Dataset items
——

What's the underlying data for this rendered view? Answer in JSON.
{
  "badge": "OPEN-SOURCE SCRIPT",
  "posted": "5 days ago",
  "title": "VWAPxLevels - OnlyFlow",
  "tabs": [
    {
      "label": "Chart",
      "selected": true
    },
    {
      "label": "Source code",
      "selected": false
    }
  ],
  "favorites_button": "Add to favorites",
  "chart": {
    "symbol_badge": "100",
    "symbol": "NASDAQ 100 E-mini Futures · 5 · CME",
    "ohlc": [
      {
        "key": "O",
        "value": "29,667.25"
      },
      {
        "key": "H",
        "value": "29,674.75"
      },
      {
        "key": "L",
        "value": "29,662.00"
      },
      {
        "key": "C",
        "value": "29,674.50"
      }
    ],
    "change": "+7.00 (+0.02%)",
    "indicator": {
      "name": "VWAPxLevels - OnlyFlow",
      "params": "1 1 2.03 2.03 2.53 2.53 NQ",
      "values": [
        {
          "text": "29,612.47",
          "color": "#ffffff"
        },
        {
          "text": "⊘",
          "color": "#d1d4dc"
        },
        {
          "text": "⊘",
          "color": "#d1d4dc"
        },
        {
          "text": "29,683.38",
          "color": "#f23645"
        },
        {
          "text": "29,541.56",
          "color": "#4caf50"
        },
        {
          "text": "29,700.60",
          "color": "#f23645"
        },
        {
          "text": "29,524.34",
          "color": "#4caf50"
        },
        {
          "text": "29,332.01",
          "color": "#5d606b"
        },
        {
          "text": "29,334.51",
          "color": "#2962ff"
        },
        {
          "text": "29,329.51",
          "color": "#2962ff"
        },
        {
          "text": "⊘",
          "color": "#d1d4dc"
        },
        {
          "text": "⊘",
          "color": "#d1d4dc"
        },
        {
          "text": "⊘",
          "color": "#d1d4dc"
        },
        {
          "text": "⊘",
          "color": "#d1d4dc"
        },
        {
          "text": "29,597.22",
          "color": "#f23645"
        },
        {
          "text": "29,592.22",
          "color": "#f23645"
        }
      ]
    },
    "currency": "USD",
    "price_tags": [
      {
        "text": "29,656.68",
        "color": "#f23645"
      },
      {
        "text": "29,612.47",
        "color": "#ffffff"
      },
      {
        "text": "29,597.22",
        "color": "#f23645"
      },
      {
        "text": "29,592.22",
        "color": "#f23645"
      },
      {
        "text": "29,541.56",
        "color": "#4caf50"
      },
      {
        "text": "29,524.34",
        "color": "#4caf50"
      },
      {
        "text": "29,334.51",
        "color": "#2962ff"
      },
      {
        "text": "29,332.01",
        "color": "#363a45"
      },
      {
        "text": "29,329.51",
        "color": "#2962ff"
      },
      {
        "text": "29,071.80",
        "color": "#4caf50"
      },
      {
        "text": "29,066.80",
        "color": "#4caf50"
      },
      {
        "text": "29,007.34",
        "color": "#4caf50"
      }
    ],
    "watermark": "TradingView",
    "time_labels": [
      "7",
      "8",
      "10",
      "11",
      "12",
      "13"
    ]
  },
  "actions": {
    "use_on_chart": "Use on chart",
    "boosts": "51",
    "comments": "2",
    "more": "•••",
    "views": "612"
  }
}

——

Work to complete: Return the entries in full, keeping every line exactly as it is.

Completed exercise:
What's the underlying data for this rendered view? Answer in JSON.
{
  "badge": "OPEN-SOURCE SCRIPT",
  "posted": "5 days ago",
  "title": "VWAPxLevels - OnlyFlow",
  "tabs": [
    {
      "label": "Chart",
      "selected": true
    },
    {
      "label": "Source code",
      "selected": false
    }
  ],
  "favorites_button": "Add to favorites",
  "chart": {
    "symbol_badge": "100",
    "symbol": "NASDAQ 100 E-mini Futures · 5 · CME",
    "ohlc": [
      {
        "key": "O",
        "value": "29,667.25"
      },
      {
        "key": "H",
        "value": "29,674.75"
      },
      {
        "key": "L",
        "value": "29,662.00"
      },
      {
        "key": "C",
        "value": "29,674.50"
      }
    ],
    "change": "+7.00 (+0.02%)",
    "indicator": {
      "name": "VWAPxLevels - OnlyFlow",
      "params": "1 1 2.03 2.03 2.53 2.53 NQ",
      "values": [
        {
          "text": "29,612.47",
          "color": "#ffffff"
        },
        {
          "text": "⊘",
          "color": "#d1d4dc"
        },
        {
          "text": "⊘",
          "color": "#d1d4dc"
        },
        {
          "text": "29,683.38",
          "color": "#f23645"
        },
        {
          "text": "29,541.56",
          "color": "#4caf50"
        },
        {
          "text": "29,700.60",
          "color": "#f23645"
        },
        {
          "text": "29,524.34",
          "color": "#4caf50"
        },
        {
          "text": "29,332.01",
          "color": "#5d606b"
        },
        {
          "text": "29,334.51",
          "color": "#2962ff"
        },
        {
          "text": "29,329.51",
          "color": "#2962ff"
        },
        {
          "text": "⊘",
          "color": "#d1d4dc"
        },
        {
          "text": "⊘",
          "color": "#d1d4dc"
        },
        {
          "text": "⊘",
          "color": "#d1d4dc"
        },
        {
          "text": "⊘",
          "color": "#d1d4dc"
        },
        {
          "text": "29,597.22",
          "color": "#f23645"
        },
        {
          "text": "29,592.22",
          "color": "#f23645"
        }
      ]
    },
    "currency": "USD",
    "price_tags": [
      {
        "text": "29,656.68",
        "color": "#f23645"
      },
      {
        "text": "29,612.47",
        "color": "#ffffff"
      },
      {
        "text": "29,597.22",
        "color": "#f23645"
      },
      {
        "text": "29,592.22",
        "color": "#f23645"
      },
      {
        "text": "29,541.56",
        "color": "#4caf50"
      },
      {
        "text": "29,524.34",
        "color": "#4caf50"
      },
      {
        "text": "29,334.51",
        "color": "#2962ff"
      },
      {
        "text": "29,332.01",
        "color": "#363a45"
      },
      {
        "text": "29,329.51",
        "color": "#2962ff"
      },
      {
        "text": "29,071.80",
        "color": "#4caf50"
      },
      {
        "text": "29,066.80",
        "color": "#4caf50"
      },
      {
        "text": "29,007.34",
        "color": "#4caf50"
      }
    ],
    "watermark": "TradingView",
    "time_labels": [
      "7",
      "8",
      "10",
      "11",
      "12",
      "13"
    ]
  },
  "actions": {
    "use_on_chart": "Use on chart",
    "boosts": "51",
    "comments": "2",
    "more": "•••",
    "views": "612"
  }
}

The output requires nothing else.